_Textauszug_

Ich erinnere mich noch gut an das Jahresende 2006, als couragierte Frauen vom
Verein „Frauen und Schule“ mich baten, eine der Schirmfrauen des Kongresses
zu werden.
Diese Aufgabe habe ich gern übernommen.
Als Politikerin und Frau weiß ich, dass Emanzipation und Quotierung immer noch
und immer wieder eingefordert werden müssen, übrigens auch in meiner eigenen
Partei.
Ich freue mich deshalb sehr, ein Projekt, dass Frauen erfunden, gestaltet, befördert
haben, unterstützen zu dürfen und - diese Zusammenarbeit hat mir viel Freude
bereitet.
Ich bin mir sicher, dass Frau und Mann unterschiedliche Sichten in ein- und
dieselbe Sache einbringen - und - beide Seiten sind wichtig und brauchen einander.
Das ist für mich auch ein Ausdruck von Gleichstellung.
Bekanntlich fällt es Männern leichter, Netzwerke zu bilden.

_Daten_
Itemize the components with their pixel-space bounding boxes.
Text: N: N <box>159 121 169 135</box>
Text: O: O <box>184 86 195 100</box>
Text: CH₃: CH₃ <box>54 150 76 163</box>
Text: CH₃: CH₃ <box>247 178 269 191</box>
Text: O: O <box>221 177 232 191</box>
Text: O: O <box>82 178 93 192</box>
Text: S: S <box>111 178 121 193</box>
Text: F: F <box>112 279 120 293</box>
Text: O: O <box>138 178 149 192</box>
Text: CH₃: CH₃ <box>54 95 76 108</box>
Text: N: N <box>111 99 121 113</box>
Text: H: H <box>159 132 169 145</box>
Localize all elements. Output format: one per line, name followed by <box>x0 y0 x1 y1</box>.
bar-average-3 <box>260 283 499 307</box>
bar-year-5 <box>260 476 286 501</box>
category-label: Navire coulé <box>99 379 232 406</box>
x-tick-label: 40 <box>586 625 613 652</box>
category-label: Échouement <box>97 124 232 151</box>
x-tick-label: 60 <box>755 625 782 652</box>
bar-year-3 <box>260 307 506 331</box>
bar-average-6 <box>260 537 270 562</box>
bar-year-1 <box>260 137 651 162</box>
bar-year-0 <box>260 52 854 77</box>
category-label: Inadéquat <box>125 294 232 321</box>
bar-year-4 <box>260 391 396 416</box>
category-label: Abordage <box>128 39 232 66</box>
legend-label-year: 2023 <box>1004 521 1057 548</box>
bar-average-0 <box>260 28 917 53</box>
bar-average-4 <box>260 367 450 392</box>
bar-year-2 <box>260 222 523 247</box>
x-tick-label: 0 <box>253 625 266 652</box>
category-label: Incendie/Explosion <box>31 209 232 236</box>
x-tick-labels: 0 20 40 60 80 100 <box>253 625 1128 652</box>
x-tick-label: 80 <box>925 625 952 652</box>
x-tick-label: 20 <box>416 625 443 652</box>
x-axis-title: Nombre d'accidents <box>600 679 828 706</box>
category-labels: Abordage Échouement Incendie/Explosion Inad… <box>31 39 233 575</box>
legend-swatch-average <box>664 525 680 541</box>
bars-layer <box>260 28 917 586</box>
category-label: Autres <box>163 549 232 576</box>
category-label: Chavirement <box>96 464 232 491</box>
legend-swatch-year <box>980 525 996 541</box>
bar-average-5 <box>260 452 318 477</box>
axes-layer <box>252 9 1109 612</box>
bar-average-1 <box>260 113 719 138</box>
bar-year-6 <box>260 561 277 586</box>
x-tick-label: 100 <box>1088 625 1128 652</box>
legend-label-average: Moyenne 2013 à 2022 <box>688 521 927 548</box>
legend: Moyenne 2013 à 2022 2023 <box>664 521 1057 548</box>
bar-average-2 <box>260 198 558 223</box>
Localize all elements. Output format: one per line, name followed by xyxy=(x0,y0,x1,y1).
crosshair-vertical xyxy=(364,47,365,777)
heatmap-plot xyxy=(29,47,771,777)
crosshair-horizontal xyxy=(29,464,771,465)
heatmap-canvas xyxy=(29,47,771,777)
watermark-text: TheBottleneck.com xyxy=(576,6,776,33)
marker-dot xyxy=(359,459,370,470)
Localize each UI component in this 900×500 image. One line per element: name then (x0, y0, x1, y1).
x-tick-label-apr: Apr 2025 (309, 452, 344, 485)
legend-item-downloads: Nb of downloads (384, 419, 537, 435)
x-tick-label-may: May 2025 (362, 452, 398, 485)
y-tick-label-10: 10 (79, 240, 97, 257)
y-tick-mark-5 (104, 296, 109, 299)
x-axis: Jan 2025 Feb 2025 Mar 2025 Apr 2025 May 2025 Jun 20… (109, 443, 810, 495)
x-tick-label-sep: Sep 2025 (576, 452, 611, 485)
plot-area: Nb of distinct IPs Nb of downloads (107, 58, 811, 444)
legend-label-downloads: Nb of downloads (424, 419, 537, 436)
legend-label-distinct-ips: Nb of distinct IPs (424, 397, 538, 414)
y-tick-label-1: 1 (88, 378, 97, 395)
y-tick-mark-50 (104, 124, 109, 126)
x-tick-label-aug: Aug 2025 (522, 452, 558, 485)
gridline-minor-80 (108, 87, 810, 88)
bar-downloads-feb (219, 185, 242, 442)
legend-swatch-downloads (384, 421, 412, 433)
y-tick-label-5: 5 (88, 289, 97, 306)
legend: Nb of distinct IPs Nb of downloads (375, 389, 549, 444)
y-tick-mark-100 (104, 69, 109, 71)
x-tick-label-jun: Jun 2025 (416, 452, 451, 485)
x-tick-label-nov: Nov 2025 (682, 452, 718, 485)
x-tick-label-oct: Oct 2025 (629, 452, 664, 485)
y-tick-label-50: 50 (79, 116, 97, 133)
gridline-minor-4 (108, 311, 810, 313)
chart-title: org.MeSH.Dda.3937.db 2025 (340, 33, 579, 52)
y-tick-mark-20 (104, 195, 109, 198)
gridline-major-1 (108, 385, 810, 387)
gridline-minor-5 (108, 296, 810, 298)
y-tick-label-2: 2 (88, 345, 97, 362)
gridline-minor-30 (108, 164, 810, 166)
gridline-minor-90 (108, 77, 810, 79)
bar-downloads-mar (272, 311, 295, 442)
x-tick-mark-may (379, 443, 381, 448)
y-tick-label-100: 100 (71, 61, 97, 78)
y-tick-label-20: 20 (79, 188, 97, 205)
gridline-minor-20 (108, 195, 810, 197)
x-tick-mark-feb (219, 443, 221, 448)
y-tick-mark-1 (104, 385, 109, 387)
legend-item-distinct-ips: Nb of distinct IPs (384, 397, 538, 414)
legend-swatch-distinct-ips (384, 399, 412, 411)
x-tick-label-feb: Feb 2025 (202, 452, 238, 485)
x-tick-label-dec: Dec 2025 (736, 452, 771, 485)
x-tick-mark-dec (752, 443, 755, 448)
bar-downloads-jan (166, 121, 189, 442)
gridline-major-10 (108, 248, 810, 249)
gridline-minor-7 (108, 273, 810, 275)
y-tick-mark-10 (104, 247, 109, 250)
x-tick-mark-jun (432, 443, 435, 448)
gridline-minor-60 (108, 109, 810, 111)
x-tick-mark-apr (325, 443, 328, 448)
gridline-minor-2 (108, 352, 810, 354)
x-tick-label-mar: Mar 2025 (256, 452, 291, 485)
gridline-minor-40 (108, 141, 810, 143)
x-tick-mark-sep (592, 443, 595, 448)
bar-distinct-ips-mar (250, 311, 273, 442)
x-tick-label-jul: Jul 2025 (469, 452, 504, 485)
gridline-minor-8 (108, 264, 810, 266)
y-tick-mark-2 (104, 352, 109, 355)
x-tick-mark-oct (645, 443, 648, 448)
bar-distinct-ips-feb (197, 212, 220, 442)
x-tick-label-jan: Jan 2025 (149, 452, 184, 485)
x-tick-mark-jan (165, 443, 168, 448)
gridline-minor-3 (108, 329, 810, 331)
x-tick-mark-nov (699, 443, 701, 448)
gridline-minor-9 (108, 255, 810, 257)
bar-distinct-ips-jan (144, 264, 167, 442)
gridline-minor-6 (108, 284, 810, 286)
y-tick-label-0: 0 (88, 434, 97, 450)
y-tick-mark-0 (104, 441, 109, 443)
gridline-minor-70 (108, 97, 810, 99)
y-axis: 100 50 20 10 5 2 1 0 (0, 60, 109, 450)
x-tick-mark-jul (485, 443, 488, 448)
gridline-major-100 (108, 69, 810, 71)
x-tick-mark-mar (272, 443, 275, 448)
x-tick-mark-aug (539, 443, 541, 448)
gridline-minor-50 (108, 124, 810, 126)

_Schriftliche Anfrage A_
Entnimm den Textauszug über die Schirmfrau des Frauenkongresses vollständig und ohne jede Änderung.
_Schriftliche Anfrage B_
Ersetze in den Datensätzen im Abschnitt vom Anfang bis einschließlich der Zeile mit „bar-year-0 <box>260 52 854 77</box>“ jedes „category-label“ durch „Kategorie“. Gib nur diesen Abschnitt aus und lass alles andere darin unverändert.
Der Textauszug und die Datensätze haben nichts miteinander zu tun.

_Vollständige Ausgabe A_
Ich erinnere mich noch gut an das Jahresende 2006, als couragierte Frauen vom
Verein „Frauen und Schule“ mich baten, eine der Schirmfrauen des Kongresses
zu werden.
Diese Aufgabe habe ich gern übernommen.
Als Politikerin und Frau weiß ich, dass Emanzipation und Quotierung immer noch
und immer wieder eingefordert werden müssen, übrigens auch in meiner eigenen
Partei.
Ich freue mich deshalb sehr, ein Projekt, dass Frauen erfunden, gestaltet, befördert
haben, unterstützen zu dürfen und - diese Zusammenarbeit hat mir viel Freude
bereitet.
Ich bin mir sicher, dass Frau und Mann unterschiedliche Sichten in ein- und
dieselbe Sache einbringen - und - beide Seiten sind wichtig und brauchen einander.
Das ist für mich auch ein Ausdruck von Gleichstellung.
Bekanntlich fällt es Männern leichter, Netzwerke zu bilden.

_Vollständige Ausgabe B_
Itemize the components with their pixel-space bounding boxes.
Text: N: N <box>159 121 169 135</box>
Text: O: O <box>184 86 195 100</box>
Text: CH₃: CH₃ <box>54 150 76 163</box>
Text: CH₃: CH₃ <box>247 178 269 191</box>
Text: O: O <box>221 177 232 191</box>
Text: O: O <box>82 178 93 192</box>
Text: S: S <box>111 178 121 193</box>
Text: F: F <box>112 279 120 293</box>
Text: O: O <box>138 178 149 192</box>
Text: CH₃: CH₃ <box>54 95 76 108</box>
Text: N: N <box>111 99 121 113</box>
Text: H: H <box>159 132 169 145</box>
Localize all elements. Output format: one per line, name followed by <box>x0 y0 x1 y1</box>.
bar-average-3 <box>260 283 499 307</box>
bar-year-5 <box>260 476 286 501</box>
Kategorie: Navire coulé <box>99 379 232 406</box>
x-tick-label: 40 <box>586 625 613 652</box>
Kategorie: Échouement <box>97 124 232 151</box>
x-tick-label: 60 <box>755 625 782 652</box>
bar-year-3 <box>260 307 506 331</box>
bar-average-6 <box>260 537 270 562</box>
bar-year-1 <box>260 137 651 162</box>
bar-year-0 <box>260 52 854 77</box>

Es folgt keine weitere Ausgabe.